§ **DO THIS**
Copy out each line of the data holding "category".

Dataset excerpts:
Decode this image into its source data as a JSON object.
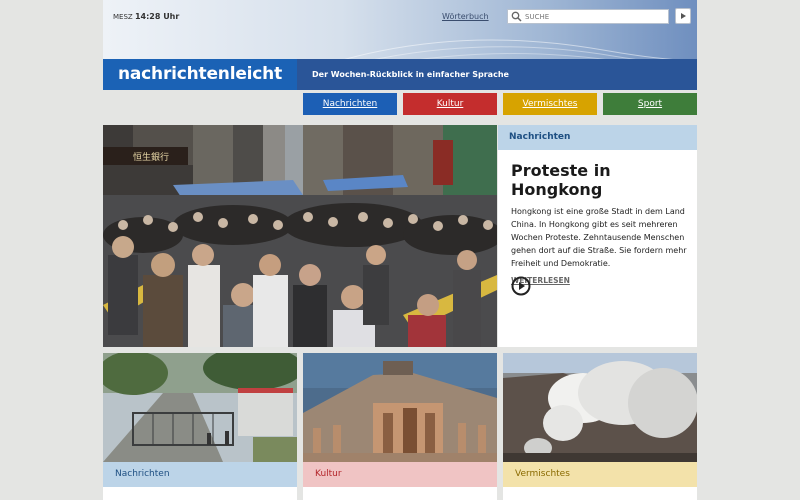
{
  "header": {
    "timezone": "MESZ",
    "time": "14:28 Uhr",
    "dictionary_link": "Wörterbuch",
    "search_placeholder": "SUCHE",
    "logo": "nachrichtenleicht",
    "tagline": "Der Wochen-Rückblick in einfacher Sprache"
  },
  "nav": [
    {
      "label": "Nachrichten",
      "color": "#1c5fb5"
    },
    {
      "label": "Kultur",
      "color": "#c42d2d"
    },
    {
      "label": "Vermischtes",
      "color": "#d7a300"
    },
    {
      "label": "Sport",
      "color": "#3e7d3a"
    }
  ],
  "hero": {
    "category": "Nachrichten",
    "title": "Proteste in Hongkong",
    "text": "Hongkong ist eine große Stadt in dem Land China. In Hongkong gibt es seit mehreren Wochen Proteste. Zehntausende Menschen gehen dort auf die Straße. Sie fordern mehr Freiheit und Demokratie.",
    "more": "WEITERLESEN",
    "sign_text": "恒生銀行"
  },
  "cards": [
    {
      "category": "Nachrichten",
      "bg": "#bcd4e8",
      "fg": "#1e4f82"
    },
    {
      "category": "Kultur",
      "bg": "#f0c4c4",
      "fg": "#b3262b"
    },
    {
      "category": "Vermischtes",
      "bg": "#f3e2aa",
      "fg": "#8a6a00"
    }
  ]
}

§ **WORKED ANSWER**
    "category": "Nachrichten",
      "category": "Nachrichten",
      "category": "Kultur",
      "category": "Vermischtes",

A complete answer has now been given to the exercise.